RECORDS:
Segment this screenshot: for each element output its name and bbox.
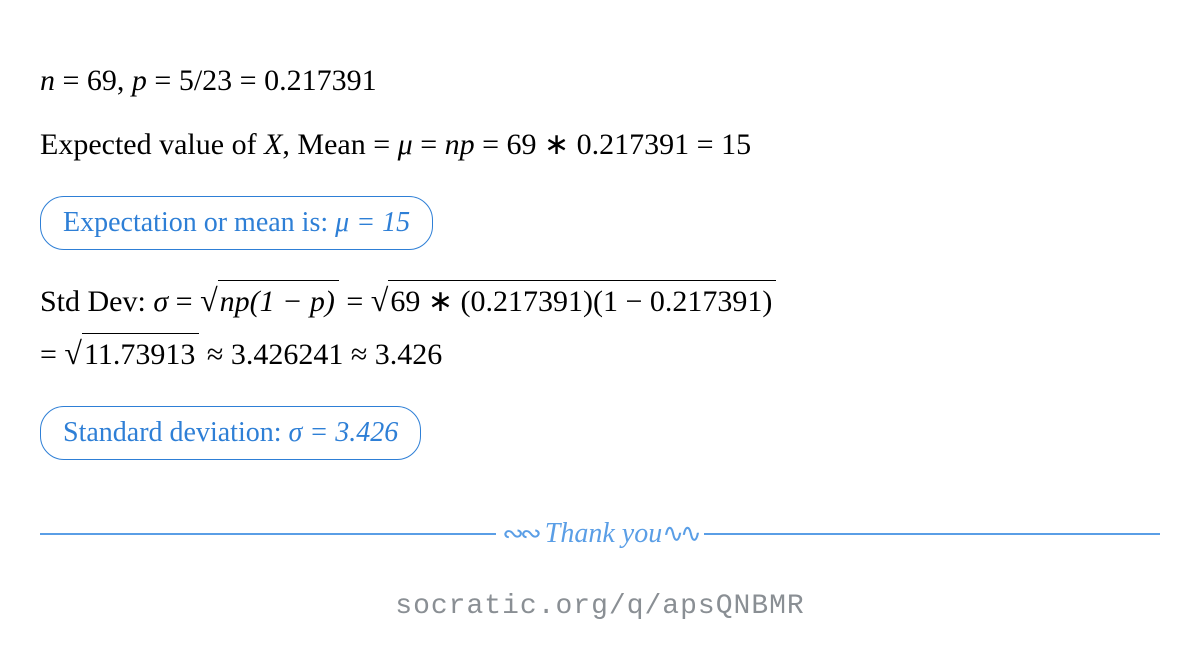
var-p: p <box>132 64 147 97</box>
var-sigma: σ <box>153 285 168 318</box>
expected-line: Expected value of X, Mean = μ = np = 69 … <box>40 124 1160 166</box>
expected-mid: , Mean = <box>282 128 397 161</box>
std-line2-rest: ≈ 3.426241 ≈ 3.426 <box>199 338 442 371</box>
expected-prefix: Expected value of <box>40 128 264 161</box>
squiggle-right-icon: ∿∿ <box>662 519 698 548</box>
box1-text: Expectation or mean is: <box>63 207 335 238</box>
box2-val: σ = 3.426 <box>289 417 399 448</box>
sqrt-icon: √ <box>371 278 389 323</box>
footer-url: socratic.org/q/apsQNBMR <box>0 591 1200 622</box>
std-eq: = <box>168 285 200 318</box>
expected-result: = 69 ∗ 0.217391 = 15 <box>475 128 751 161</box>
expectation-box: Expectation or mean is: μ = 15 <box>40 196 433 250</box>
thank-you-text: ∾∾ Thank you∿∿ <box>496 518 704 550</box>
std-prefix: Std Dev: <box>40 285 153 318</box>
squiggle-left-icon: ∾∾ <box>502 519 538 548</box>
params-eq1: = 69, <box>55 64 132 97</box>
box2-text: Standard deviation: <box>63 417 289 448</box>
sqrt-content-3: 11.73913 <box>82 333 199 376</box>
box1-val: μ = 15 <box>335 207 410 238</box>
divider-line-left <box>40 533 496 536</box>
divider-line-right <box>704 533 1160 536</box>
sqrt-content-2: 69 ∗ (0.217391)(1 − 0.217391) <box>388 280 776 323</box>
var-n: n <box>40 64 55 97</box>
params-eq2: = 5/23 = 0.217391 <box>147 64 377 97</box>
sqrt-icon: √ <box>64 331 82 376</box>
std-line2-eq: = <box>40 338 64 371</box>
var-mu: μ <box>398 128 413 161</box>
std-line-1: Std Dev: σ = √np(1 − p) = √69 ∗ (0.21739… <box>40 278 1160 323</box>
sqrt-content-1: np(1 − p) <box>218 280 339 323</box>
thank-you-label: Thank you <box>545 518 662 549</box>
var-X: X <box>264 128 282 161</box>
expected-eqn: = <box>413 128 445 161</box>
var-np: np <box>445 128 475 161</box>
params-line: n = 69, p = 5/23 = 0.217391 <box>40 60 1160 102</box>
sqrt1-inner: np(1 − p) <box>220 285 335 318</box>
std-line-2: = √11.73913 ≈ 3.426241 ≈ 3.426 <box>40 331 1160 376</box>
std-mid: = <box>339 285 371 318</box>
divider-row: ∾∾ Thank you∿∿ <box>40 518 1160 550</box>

REQUEST: List each row above that contains the word "Expectation".

TASK OUTPUT:
box1-text: Expectation or mean is: <box>63 207 335 238</box>
expectation-box: Expectation or mean is: μ = 15 <box>40 196 433 250</box>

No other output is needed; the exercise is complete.